EXERCISE
Return each line of the listing that contains the string "kind".

LISTED ENTRIES
%%
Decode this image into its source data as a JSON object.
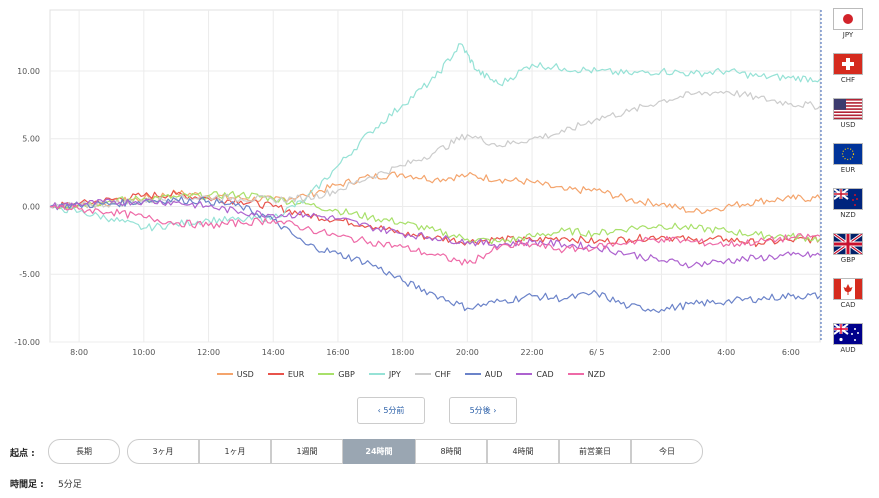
{
  "chart_data": {
    "type": "line",
    "yticks": [
      "10.00",
      "5.00",
      "0.00",
      "-5.00",
      "-10.00"
    ],
    "ytick_values": [
      10,
      5,
      0,
      -5,
      -10
    ],
    "xticks": [
      "8:00",
      "10:00",
      "12:00",
      "14:00",
      "16:00",
      "18:00",
      "20:00",
      "22:00",
      "6/ 5",
      "2:00",
      "4:00",
      "6:00"
    ],
    "xtick_hours": [
      8,
      10,
      12,
      14,
      16,
      18,
      20,
      22,
      24,
      26,
      28,
      30
    ],
    "xlim_hours": [
      7.1,
      30.9
    ],
    "ylim": [
      -10,
      14.5
    ],
    "grid": true,
    "series": [
      {
        "name": "USD",
        "color": "#f4a46c",
        "points": [
          [
            7.1,
            0
          ],
          [
            8,
            0.1
          ],
          [
            9,
            0.3
          ],
          [
            10,
            0.6
          ],
          [
            11,
            1.0
          ],
          [
            12,
            0.8
          ],
          [
            13,
            0.6
          ],
          [
            14,
            0.5
          ],
          [
            15,
            0.8
          ],
          [
            16,
            1.6
          ],
          [
            17,
            2.2
          ],
          [
            18,
            2.4
          ],
          [
            19,
            2.0
          ],
          [
            20,
            2.3
          ],
          [
            21,
            2.0
          ],
          [
            22,
            1.8
          ],
          [
            23,
            1.2
          ],
          [
            24,
            1.2
          ],
          [
            25,
            0.5
          ],
          [
            26,
            0.2
          ],
          [
            27,
            -0.4
          ],
          [
            28,
            0.0
          ],
          [
            29,
            0.4
          ],
          [
            30,
            0.6
          ],
          [
            30.9,
            0.6
          ]
        ]
      },
      {
        "name": "EUR",
        "color": "#e8534b",
        "points": [
          [
            7.1,
            0
          ],
          [
            8,
            0.2
          ],
          [
            9,
            0.5
          ],
          [
            10,
            0.8
          ],
          [
            11,
            0.9
          ],
          [
            12,
            0.6
          ],
          [
            13,
            0.4
          ],
          [
            14,
            0.0
          ],
          [
            15,
            -0.6
          ],
          [
            16,
            -1.0
          ],
          [
            17,
            -1.4
          ],
          [
            18,
            -2.0
          ],
          [
            19,
            -2.3
          ],
          [
            20,
            -2.6
          ],
          [
            21,
            -2.4
          ],
          [
            22,
            -2.5
          ],
          [
            23,
            -2.3
          ],
          [
            24,
            -2.6
          ],
          [
            25,
            -2.4
          ],
          [
            26,
            -2.2
          ],
          [
            27,
            -2.5
          ],
          [
            28,
            -2.4
          ],
          [
            29,
            -2.7
          ],
          [
            30,
            -2.5
          ],
          [
            30.9,
            -2.4
          ]
        ]
      },
      {
        "name": "GBP",
        "color": "#a8e06a",
        "points": [
          [
            7.1,
            0
          ],
          [
            8,
            0.1
          ],
          [
            9,
            0.4
          ],
          [
            10,
            0.6
          ],
          [
            11,
            0.7
          ],
          [
            12,
            0.8
          ],
          [
            13,
            0.9
          ],
          [
            14,
            0.6
          ],
          [
            15,
            0.2
          ],
          [
            16,
            -0.3
          ],
          [
            17,
            -0.8
          ],
          [
            18,
            -1.2
          ],
          [
            19,
            -1.8
          ],
          [
            20,
            -2.4
          ],
          [
            21,
            -2.6
          ],
          [
            22,
            -2.2
          ],
          [
            23,
            -1.8
          ],
          [
            24,
            -2.0
          ],
          [
            25,
            -1.6
          ],
          [
            26,
            -1.4
          ],
          [
            27,
            -1.6
          ],
          [
            28,
            -1.8
          ],
          [
            29,
            -2.1
          ],
          [
            30,
            -2.2
          ],
          [
            30.9,
            -2.4
          ]
        ]
      },
      {
        "name": "JPY",
        "color": "#96e2d6",
        "points": [
          [
            7.1,
            0
          ],
          [
            8,
            -0.4
          ],
          [
            9,
            -0.9
          ],
          [
            10,
            -1.6
          ],
          [
            11,
            -1.3
          ],
          [
            12,
            -1.0
          ],
          [
            13,
            -1.0
          ],
          [
            14,
            -0.8
          ],
          [
            15,
            0.5
          ],
          [
            16,
            3.0
          ],
          [
            17,
            5.5
          ],
          [
            18,
            7.5
          ],
          [
            19,
            9.5
          ],
          [
            19.8,
            12.0
          ],
          [
            20.3,
            10.0
          ],
          [
            21,
            9.0
          ],
          [
            22,
            10.5
          ],
          [
            23,
            10.2
          ],
          [
            24,
            10.0
          ],
          [
            25,
            9.8
          ],
          [
            26,
            10.0
          ],
          [
            27,
            9.8
          ],
          [
            28,
            10.0
          ],
          [
            29,
            9.6
          ],
          [
            30,
            9.5
          ],
          [
            30.9,
            9.4
          ]
        ]
      },
      {
        "name": "CHF",
        "color": "#cccccc",
        "points": [
          [
            7.1,
            0
          ],
          [
            8,
            0.1
          ],
          [
            9,
            0.2
          ],
          [
            10,
            0.4
          ],
          [
            11,
            0.6
          ],
          [
            12,
            0.7
          ],
          [
            13,
            0.6
          ],
          [
            14,
            0.5
          ],
          [
            15,
            0.6
          ],
          [
            16,
            1.2
          ],
          [
            17,
            2.2
          ],
          [
            18,
            3.0
          ],
          [
            19,
            4.0
          ],
          [
            20,
            5.3
          ],
          [
            21,
            4.5
          ],
          [
            22,
            5.0
          ],
          [
            23,
            5.5
          ],
          [
            24,
            6.5
          ],
          [
            25,
            7.0
          ],
          [
            26,
            7.8
          ],
          [
            27,
            8.3
          ],
          [
            28,
            8.5
          ],
          [
            29,
            8.0
          ],
          [
            30,
            7.6
          ],
          [
            30.9,
            7.4
          ]
        ]
      },
      {
        "name": "AUD",
        "color": "#6b83c9",
        "points": [
          [
            7.1,
            0
          ],
          [
            8,
            0.1
          ],
          [
            9,
            0.2
          ],
          [
            10,
            0.4
          ],
          [
            11,
            0.5
          ],
          [
            12,
            0.4
          ],
          [
            13,
            0.0
          ],
          [
            14,
            -1.0
          ],
          [
            15,
            -2.8
          ],
          [
            16,
            -3.5
          ],
          [
            17,
            -4.2
          ],
          [
            18,
            -5.5
          ],
          [
            19,
            -6.5
          ],
          [
            20,
            -7.5
          ],
          [
            21,
            -7.0
          ],
          [
            22,
            -6.6
          ],
          [
            23,
            -6.8
          ],
          [
            24,
            -6.4
          ],
          [
            25,
            -7.4
          ],
          [
            26,
            -7.6
          ],
          [
            27,
            -7.2
          ],
          [
            28,
            -7.0
          ],
          [
            29,
            -6.8
          ],
          [
            30,
            -6.6
          ],
          [
            30.9,
            -6.6
          ]
        ]
      },
      {
        "name": "CAD",
        "color": "#ad62cf",
        "points": [
          [
            7.1,
            0
          ],
          [
            8,
            0.2
          ],
          [
            9,
            0.3
          ],
          [
            10,
            0.4
          ],
          [
            11,
            0.3
          ],
          [
            12,
            0.0
          ],
          [
            13,
            -0.4
          ],
          [
            14,
            -0.6
          ],
          [
            15,
            -0.6
          ],
          [
            16,
            -0.9
          ],
          [
            17,
            -1.5
          ],
          [
            18,
            -2.0
          ],
          [
            19,
            -2.3
          ],
          [
            20,
            -2.6
          ],
          [
            21,
            -2.8
          ],
          [
            22,
            -2.6
          ],
          [
            23,
            -2.8
          ],
          [
            24,
            -3.0
          ],
          [
            25,
            -3.5
          ],
          [
            26,
            -4.0
          ],
          [
            27,
            -4.3
          ],
          [
            28,
            -4.0
          ],
          [
            29,
            -3.8
          ],
          [
            30,
            -3.6
          ],
          [
            30.9,
            -3.6
          ]
        ]
      },
      {
        "name": "NZD",
        "color": "#ee6aa7",
        "points": [
          [
            7.1,
            0
          ],
          [
            8,
            -0.2
          ],
          [
            9,
            -0.4
          ],
          [
            10,
            -0.8
          ],
          [
            11,
            -1.2
          ],
          [
            12,
            -1.4
          ],
          [
            13,
            -1.2
          ],
          [
            14,
            -1.0
          ],
          [
            15,
            -1.6
          ],
          [
            16,
            -2.2
          ],
          [
            17,
            -2.6
          ],
          [
            18,
            -3.0
          ],
          [
            19,
            -3.6
          ],
          [
            20,
            -4.2
          ],
          [
            21,
            -3.0
          ],
          [
            22,
            -2.8
          ],
          [
            23,
            -3.2
          ],
          [
            24,
            -3.0
          ],
          [
            25,
            -2.6
          ],
          [
            26,
            -2.4
          ],
          [
            27,
            -2.6
          ],
          [
            28,
            -2.8
          ],
          [
            29,
            -2.6
          ],
          [
            30,
            -2.3
          ],
          [
            30.9,
            -2.2
          ]
        ]
      }
    ]
  },
  "flags": [
    {
      "code": "JPY",
      "kind": "jpy"
    },
    {
      "code": "CHF",
      "kind": "chf"
    },
    {
      "code": "USD",
      "kind": "usd"
    },
    {
      "code": "EUR",
      "kind": "eur"
    },
    {
      "code": "NZD",
      "kind": "nzd"
    },
    {
      "code": "GBP",
      "kind": "gbp"
    },
    {
      "code": "CAD",
      "kind": "cad"
    },
    {
      "code": "AUD",
      "kind": "aud"
    }
  ],
  "nav": {
    "prev_label": "‹ 5分前",
    "next_label": "5分後 ›"
  },
  "start_row": {
    "label": "起点 :",
    "options": [
      "長期",
      "3ヶ月",
      "1ヶ月",
      "1週間",
      "24時間",
      "8時間",
      "4時間",
      "前営業日",
      "今日"
    ],
    "selected": "24時間"
  },
  "timeframe": {
    "label": "時間足 :",
    "value": "5分足"
  }
}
%%
SOLUTION FOR THIS EXERCISE
      "kind": "jpy"
      "kind": "chf"
      "kind": "usd"
      "kind": "eur"
      "kind": "nzd"
      "kind": "gbp"
      "kind": "cad"
      "kind": "aud"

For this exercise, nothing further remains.